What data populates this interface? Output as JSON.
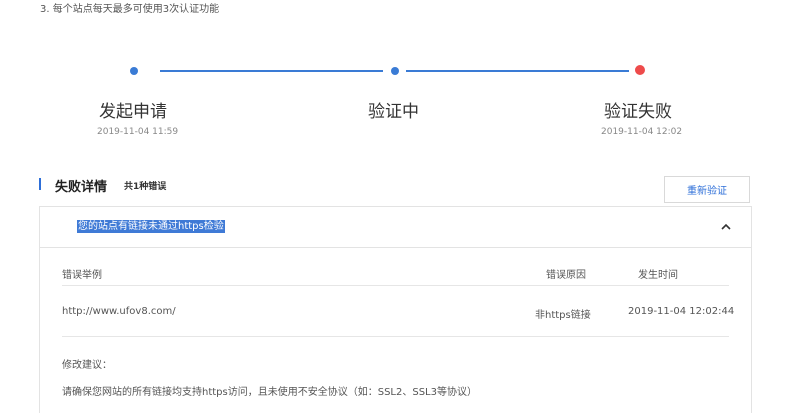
{
  "note": "3. 每个站点每天最多可使用3次认证功能",
  "steps": [
    {
      "title": "发起申请",
      "time": "2019-11-04 11:59"
    },
    {
      "title": "验证中",
      "time": ""
    },
    {
      "title": "验证失败",
      "time": "2019-11-04 12:02"
    }
  ],
  "colors": {
    "accent": "#3a7bd5",
    "fail": "#ee4b4b"
  },
  "section": {
    "title": "失败详情",
    "count": "共1种错误",
    "reverify_label": "重新验证"
  },
  "panel": {
    "header": "您的站点有链接未通过https检验",
    "columns": {
      "example": "错误举例",
      "reason": "错误原因",
      "time": "发生时间"
    },
    "rows": [
      {
        "example": "http://www.ufov8.com/",
        "reason": "非https链接",
        "time": "2019-11-04 12:02:44"
      }
    ],
    "advice_label": "修改建议：",
    "advice_text": "请确保您网站的所有链接均支持https访问，且未使用不安全协议（如：SSL2、SSL3等协议）"
  }
}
=====
Requirement:
Output the full set of records above without changing a word, and drop the images.

Exercise output:
What data populates this interface? Output as JSON.
{
  "note": "3. 每个站点每天最多可使用3次认证功能",
  "steps": [
    {
      "title": "发起申请",
      "time": "2019-11-04 11:59"
    },
    {
      "title": "验证中",
      "time": ""
    },
    {
      "title": "验证失败",
      "time": "2019-11-04 12:02"
    }
  ],
  "colors": {
    "accent": "#3a7bd5",
    "fail": "#ee4b4b"
  },
  "section": {
    "title": "失败详情",
    "count": "共1种错误",
    "reverify_label": "重新验证"
  },
  "panel": {
    "header": "您的站点有链接未通过https检验",
    "columns": {
      "example": "错误举例",
      "reason": "错误原因",
      "time": "发生时间"
    },
    "rows": [
      {
        "example": "http://www.ufov8.com/",
        "reason": "非https链接",
        "time": "2019-11-04 12:02:44"
      }
    ],
    "advice_label": "修改建议：",
    "advice_text": "请确保您网站的所有链接均支持https访问，且未使用不安全协议（如：SSL2、SSL3等协议）"
  }
}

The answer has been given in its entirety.